─── Information provided ───
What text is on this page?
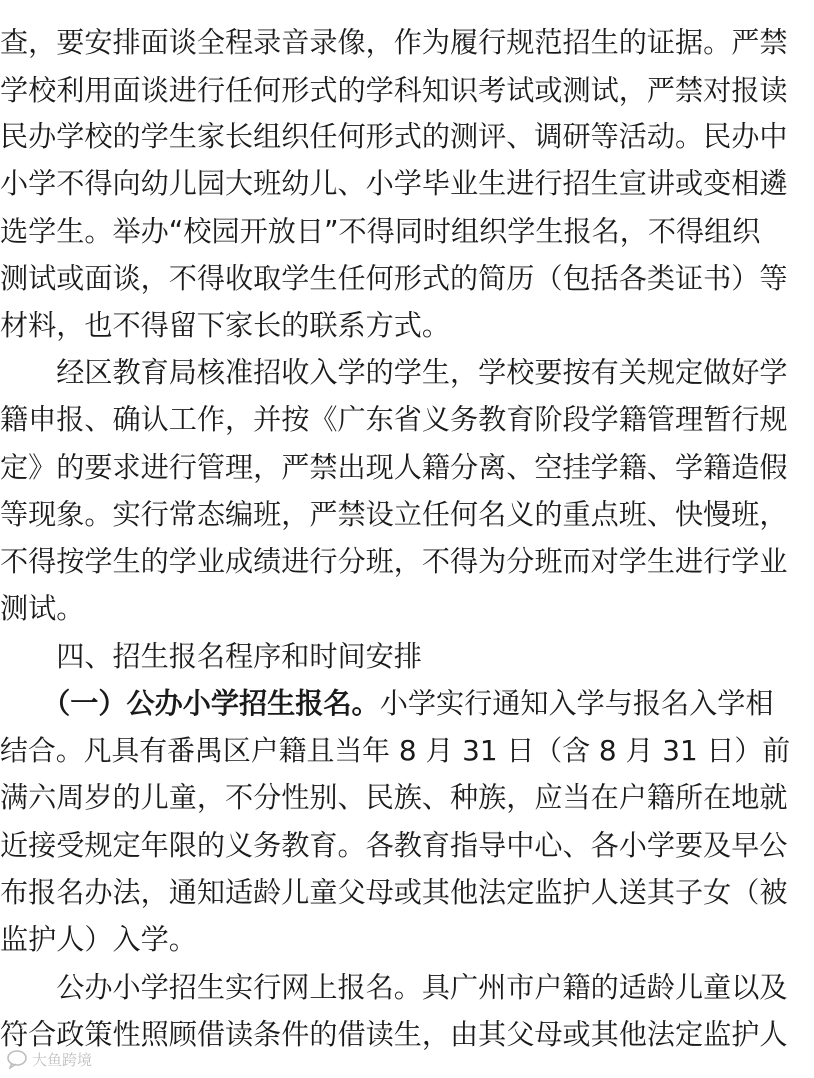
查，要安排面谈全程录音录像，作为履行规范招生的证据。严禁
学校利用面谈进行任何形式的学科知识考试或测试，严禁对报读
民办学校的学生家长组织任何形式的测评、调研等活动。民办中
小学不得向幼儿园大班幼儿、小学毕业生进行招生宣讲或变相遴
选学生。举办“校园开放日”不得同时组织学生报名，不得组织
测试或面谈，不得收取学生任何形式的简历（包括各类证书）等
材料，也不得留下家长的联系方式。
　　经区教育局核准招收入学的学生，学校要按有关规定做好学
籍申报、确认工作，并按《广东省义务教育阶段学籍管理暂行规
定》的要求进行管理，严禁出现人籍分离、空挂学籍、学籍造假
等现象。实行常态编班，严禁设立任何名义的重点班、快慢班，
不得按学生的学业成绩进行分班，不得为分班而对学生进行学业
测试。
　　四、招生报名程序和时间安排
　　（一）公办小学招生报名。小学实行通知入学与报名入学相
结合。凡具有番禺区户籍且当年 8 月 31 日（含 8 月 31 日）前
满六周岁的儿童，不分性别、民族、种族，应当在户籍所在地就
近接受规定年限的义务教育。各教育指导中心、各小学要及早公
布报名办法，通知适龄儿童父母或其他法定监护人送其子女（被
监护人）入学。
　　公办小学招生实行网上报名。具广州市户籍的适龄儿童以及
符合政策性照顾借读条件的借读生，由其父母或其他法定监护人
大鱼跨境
───
Do this = Copy out all of the data word for word. Do not carry over any picture.

Task answer =
What text is on this page?
查，要安排面谈全程录音录像，作为履行规范招生的证据。严禁
学校利用面谈进行任何形式的学科知识考试或测试，严禁对报读
民办学校的学生家长组织任何形式的测评、调研等活动。民办中
小学不得向幼儿园大班幼儿、小学毕业生进行招生宣讲或变相遴
选学生。举办“校园开放日”不得同时组织学生报名，不得组织
测试或面谈，不得收取学生任何形式的简历（包括各类证书）等
材料，也不得留下家长的联系方式。
　　经区教育局核准招收入学的学生，学校要按有关规定做好学
籍申报、确认工作，并按《广东省义务教育阶段学籍管理暂行规
定》的要求进行管理，严禁出现人籍分离、空挂学籍、学籍造假
等现象。实行常态编班，严禁设立任何名义的重点班、快慢班，
不得按学生的学业成绩进行分班，不得为分班而对学生进行学业
测试。
　　四、招生报名程序和时间安排
　　（一）公办小学招生报名。小学实行通知入学与报名入学相
结合。凡具有番禺区户籍且当年 8 月 31 日（含 8 月 31 日）前
满六周岁的儿童，不分性别、民族、种族，应当在户籍所在地就
近接受规定年限的义务教育。各教育指导中心、各小学要及早公
布报名办法，通知适龄儿童父母或其他法定监护人送其子女（被
监护人）入学。
　　公办小学招生实行网上报名。具广州市户籍的适龄儿童以及
符合政策性照顾借读条件的借读生，由其父母或其他法定监护人
大鱼跨境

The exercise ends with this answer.